Begin SELECTED PASSAGE

Grace: the freely given, unmerited favor and love of God, as manifested in the salvation of sinners and the bestowal of blessings.
Everything about who I am as a human being rages against the idea of grace.
I am stubborn. I was educated by the school of hard knocks as well as an inner city liberal arts university. I am a survivor of abuse and of being an abuser myself. I am an intelligent, independent minority woman who in many regards has had to fight tooth and nail to become the person I am today. I am passionate about Love and give everything that I can to those whom I love.
Grace conflicts with nearly everything on that list.
Grace is a gift. Grace is unjustified favor, and in other words, as a child of God, there is nothing I could ever do to earn it or lose it.
Grace is the most beautiful gift I’ve ever received from God and for some reason that makes my soul bristle a bit.
Think about it all for a second…
The Son of God came down to this earth in the most lowly of ways– by being born in a filthy barn. He lived amongst the outcasts, healing the sick, loving the poor. He was not popular, glamorous, or concerned with pomp and circumstance as a “good king” should have been, and yet He was and is our Good King.
As one of His last acts of Love, he took the filthy bare feet of His disciples– the same feet that walked miles on end collecting dust, grime, slime, and excrement– and HE WASHED THEM.
Part of me has always understood the beauty of that picture– the Son of Man washing His disciples’ feet and urging them to go and do likewise to the people whom they met.
And maybe it’s because I have a strong stomach and a job history as a CNA, but washing the disgusting feet of others doesn’t bother me. Not literally and not figuratively. It’s what my God has called me to and I love to do it.
I love to serve and tangibly love on people, which is why I work where I do.
I love to sit across from students after they scream and cuss at me, after they throw furniture and break windows. I love it because I get to look them in the eye and tell them that there is nothing that they could do to make me love them less because of the love that Christ has given me for them.
And secretly? I love those moments because I slightly enjoy watching them squint their eyes in disbelief and squirm in their chairs.

End SELECTED PASSAGE
Begin SUPPLIED DATA

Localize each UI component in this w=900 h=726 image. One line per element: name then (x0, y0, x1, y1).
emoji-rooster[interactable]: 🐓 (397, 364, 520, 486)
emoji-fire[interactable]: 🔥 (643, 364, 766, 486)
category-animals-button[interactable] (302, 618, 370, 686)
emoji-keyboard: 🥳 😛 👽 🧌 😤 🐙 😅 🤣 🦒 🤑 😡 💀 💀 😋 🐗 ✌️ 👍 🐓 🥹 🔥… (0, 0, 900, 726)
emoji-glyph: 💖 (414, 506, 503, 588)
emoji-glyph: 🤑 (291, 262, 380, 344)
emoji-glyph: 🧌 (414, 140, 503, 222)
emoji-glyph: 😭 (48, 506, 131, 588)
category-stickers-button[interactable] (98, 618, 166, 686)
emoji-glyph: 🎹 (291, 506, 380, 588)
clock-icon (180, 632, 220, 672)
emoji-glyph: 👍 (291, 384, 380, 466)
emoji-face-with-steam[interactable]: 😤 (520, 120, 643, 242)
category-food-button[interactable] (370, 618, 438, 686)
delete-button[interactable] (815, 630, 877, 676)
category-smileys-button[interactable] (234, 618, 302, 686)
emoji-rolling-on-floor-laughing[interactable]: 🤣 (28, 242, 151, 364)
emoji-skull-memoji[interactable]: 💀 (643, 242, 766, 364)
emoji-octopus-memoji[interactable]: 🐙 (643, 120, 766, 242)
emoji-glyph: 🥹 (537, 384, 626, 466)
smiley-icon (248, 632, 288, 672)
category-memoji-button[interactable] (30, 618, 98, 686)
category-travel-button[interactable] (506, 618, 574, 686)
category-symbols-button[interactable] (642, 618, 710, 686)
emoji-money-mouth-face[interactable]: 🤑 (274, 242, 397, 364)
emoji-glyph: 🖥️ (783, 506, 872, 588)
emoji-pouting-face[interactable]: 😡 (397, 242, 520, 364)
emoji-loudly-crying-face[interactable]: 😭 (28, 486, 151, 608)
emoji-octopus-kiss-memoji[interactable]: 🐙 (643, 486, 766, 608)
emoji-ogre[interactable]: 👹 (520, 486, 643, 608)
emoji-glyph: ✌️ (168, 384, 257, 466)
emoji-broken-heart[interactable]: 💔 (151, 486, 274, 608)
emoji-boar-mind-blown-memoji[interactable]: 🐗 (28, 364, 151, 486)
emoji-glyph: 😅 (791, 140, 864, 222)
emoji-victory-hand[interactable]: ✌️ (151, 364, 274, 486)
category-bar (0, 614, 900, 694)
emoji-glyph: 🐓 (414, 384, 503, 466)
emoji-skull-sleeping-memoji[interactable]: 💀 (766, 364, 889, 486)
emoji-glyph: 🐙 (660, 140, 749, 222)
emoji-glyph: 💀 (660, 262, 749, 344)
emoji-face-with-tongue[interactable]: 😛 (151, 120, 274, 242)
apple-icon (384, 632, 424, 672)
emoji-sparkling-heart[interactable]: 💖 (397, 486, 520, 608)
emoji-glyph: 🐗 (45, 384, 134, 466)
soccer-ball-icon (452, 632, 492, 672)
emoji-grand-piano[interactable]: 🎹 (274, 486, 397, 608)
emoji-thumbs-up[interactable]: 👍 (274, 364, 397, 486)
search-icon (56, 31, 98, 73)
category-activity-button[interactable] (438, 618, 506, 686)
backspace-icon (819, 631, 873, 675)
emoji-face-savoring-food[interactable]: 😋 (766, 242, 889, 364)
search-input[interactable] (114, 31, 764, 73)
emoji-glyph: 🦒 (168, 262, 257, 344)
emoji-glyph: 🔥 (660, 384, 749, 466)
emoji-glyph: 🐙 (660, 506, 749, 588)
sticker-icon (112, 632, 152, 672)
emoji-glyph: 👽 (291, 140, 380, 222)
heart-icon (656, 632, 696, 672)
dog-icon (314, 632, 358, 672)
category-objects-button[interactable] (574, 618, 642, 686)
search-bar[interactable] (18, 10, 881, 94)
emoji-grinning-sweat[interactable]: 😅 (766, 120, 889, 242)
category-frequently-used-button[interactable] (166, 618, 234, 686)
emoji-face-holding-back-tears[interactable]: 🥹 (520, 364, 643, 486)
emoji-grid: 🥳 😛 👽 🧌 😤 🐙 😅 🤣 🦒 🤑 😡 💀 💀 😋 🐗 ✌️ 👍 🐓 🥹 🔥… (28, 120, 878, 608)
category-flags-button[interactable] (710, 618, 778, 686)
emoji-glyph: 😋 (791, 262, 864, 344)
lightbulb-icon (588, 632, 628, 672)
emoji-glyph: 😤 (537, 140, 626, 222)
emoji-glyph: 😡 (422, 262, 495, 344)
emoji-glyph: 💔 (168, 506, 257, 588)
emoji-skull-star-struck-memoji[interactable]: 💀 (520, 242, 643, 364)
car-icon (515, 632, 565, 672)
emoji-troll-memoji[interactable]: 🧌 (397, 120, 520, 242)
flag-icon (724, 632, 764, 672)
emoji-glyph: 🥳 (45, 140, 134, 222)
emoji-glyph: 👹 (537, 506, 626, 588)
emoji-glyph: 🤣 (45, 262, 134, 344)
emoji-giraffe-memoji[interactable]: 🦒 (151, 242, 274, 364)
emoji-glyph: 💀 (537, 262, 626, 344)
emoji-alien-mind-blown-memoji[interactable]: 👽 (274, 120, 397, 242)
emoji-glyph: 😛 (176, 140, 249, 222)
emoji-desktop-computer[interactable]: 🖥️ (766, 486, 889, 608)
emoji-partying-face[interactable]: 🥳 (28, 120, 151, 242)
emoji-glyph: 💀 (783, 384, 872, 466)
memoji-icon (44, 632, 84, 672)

End SUPPLIED DATA

**TASKS**
a) In the passage on grace, rewrite the portion starting with "Grace is a gift." and going on through "HE WASHED THEM.", substituting "stable" for "barn".
b) According to the passage on grace, where was the Son of God born?
c) Extend the passage on grace from its final sentence onward.

**ANSWERS PROVIDED**
a)
Grace is a gift. Grace is unjustified favor, and in other words, as a child of God, there is nothing I could ever do to earn it or lose it.
Grace is the most beautiful gift I’ve ever received from God and for some reason that makes my soul bristle a bit.
Think about it all for a second…
The Son of God came down to this earth in the most lowly of ways– by being born in a filthy stable. He lived amongst the outcasts, healing the sick, loving the poor. He was not popular, glamorous, or concerned with pomp and circumstance as a “good king” should have been, and yet He was and is our Good King.
As one of His last acts of Love, he took the filthy bare feet of His disciples– the same feet that walked miles on end collecting dust, grime, slime, and excrement– and HE WASHED THEM.

b) In a filthy barn.

c)
They don’t ever get it, this grace that is being offered to them…
And honestly, I don’t either.
Because when it’s time for other people to extend grace to me or wash my feet– my feet that are bloodied from battle wounds at work, covered in salt streaks from my tears, and my own crap that I continuously walk in circles through, I recoil.
I pull my feet under myself and I refuse it.
Fuller, our Bible teacher, has been teaching this story from John in chapel. A few weeks ago, he announced at the beginning of chapel that he was going to wash the feet of all of the teachers. Panicked, I slipped into the back of the room. I’m wearing my running shoes. My feet probably smell terrible. This is totally not happening. There is NO WAY I’m letting him near my feet.
It was stupid, but I refused his act of grace, even though it was a chapel illustration. This being the same man whom I have cried in front of countless times over the years in staff meeting, my brother in Christ whom I literally trust with my life and process so many of life’s silly problems with.
I would let him see all of my baggage, wounds, and tears, but there was no way I was going to humble myself to let him serve me by washing my yucky feet.
(Thankfully in true DSS fashion, one of my advocates had a total meltdown and ran out of the room crying right as Fuller began to call the teachers forward. So naturally, I had to run out of the room after her. I thought I was off the hook from learning that lesson…Turns out I was wrong.)
Three weeks later, the phrase “Believe. Jesus is better.” came up so many times I could have sworn that everyone around me had been reading my mail.
At first, it came out of the mouth of one of my best friends, who just so happens to be on the other side of the world. Three hours later, it came from a friend in my Gospel Community at dinner. Two times in one day? I was willing to chalk it up to coincidence.
Then it came from my roommate… Then during worship at church… Then in a song an old friend sent me. Then during a theology class I’ve been attending on Monday nights. Jesus is better. Pray that your heart would believe.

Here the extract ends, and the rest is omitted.